Directions for this task: Scan the entries below. List each line with "叫做函数".

(Stored items)
_ _ _ _ _
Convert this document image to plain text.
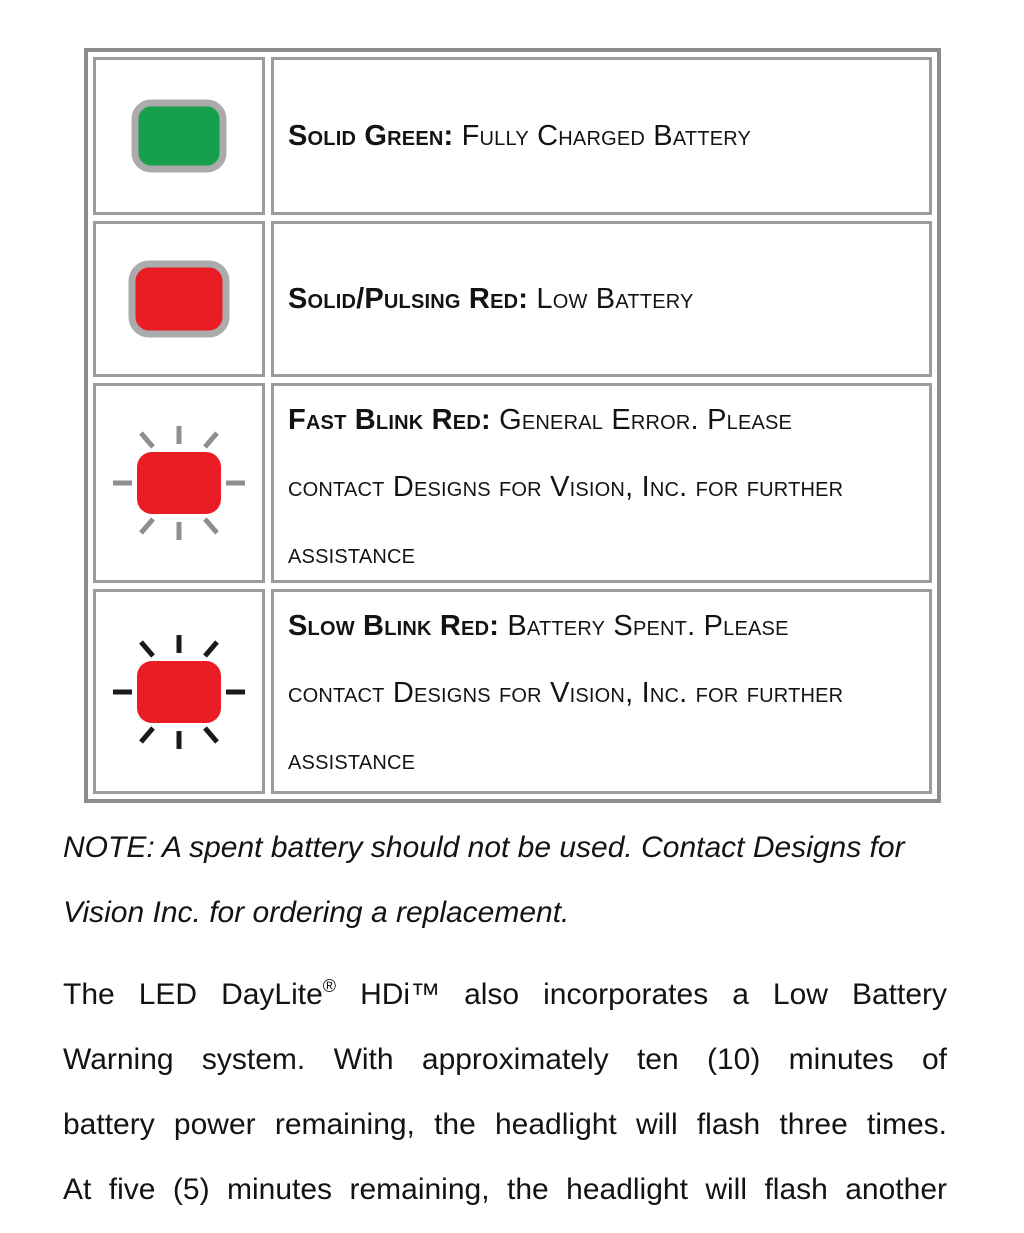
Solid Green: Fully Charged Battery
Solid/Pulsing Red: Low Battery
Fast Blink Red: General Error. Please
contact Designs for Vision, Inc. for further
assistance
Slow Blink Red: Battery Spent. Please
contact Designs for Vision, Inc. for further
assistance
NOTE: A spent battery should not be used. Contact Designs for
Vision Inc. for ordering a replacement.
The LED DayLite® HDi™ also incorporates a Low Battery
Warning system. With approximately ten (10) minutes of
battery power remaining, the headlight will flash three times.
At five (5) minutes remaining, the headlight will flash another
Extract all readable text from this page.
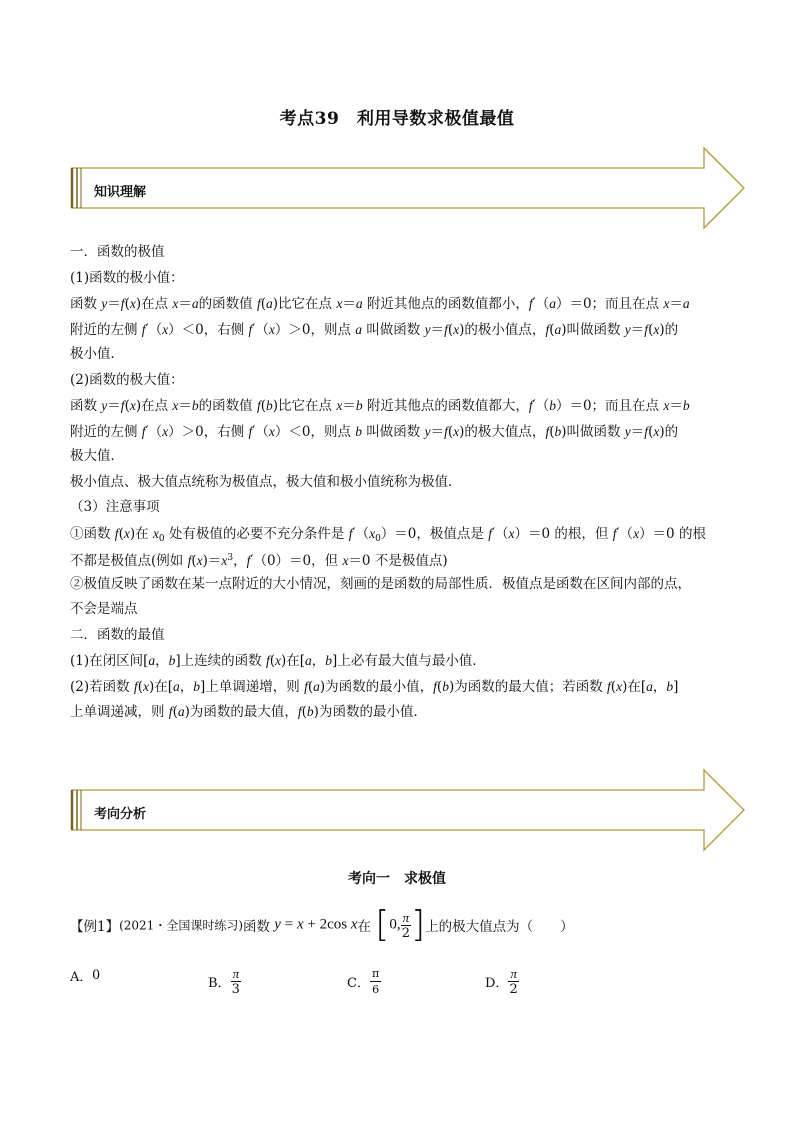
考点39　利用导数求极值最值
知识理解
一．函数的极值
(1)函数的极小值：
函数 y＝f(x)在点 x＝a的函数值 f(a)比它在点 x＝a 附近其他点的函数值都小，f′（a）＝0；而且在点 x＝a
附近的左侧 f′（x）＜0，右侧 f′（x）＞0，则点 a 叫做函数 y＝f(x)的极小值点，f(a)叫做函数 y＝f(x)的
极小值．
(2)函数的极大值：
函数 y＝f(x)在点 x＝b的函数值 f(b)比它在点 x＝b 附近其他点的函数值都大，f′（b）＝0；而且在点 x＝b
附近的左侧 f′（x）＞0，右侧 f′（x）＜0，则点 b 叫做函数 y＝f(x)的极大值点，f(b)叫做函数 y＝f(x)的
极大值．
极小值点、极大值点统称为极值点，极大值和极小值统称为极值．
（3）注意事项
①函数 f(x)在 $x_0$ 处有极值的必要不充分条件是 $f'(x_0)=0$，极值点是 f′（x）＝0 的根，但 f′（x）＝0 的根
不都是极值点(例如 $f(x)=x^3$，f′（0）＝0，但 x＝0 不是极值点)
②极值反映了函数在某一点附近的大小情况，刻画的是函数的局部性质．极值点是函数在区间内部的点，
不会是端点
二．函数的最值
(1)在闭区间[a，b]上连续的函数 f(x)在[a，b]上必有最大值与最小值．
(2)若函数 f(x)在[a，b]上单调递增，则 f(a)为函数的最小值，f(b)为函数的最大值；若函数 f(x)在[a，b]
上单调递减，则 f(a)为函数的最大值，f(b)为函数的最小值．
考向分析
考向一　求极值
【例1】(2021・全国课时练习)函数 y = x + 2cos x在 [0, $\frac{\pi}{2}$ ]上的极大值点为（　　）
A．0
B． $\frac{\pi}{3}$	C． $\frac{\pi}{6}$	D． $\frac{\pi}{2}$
_ _ _ _ _
Solved problem:
附近的左侧 f′（x）＜0，右侧 f′（x）＞0，则点 a 叫做函数 y＝f(x)的极小值点，f(a)叫做函数 y＝f(x)的
附近的左侧 f′（x）＞0，右侧 f′（x）＜0，则点 b 叫做函数 y＝f(x)的极大值点，f(b)叫做函数 y＝f(x)的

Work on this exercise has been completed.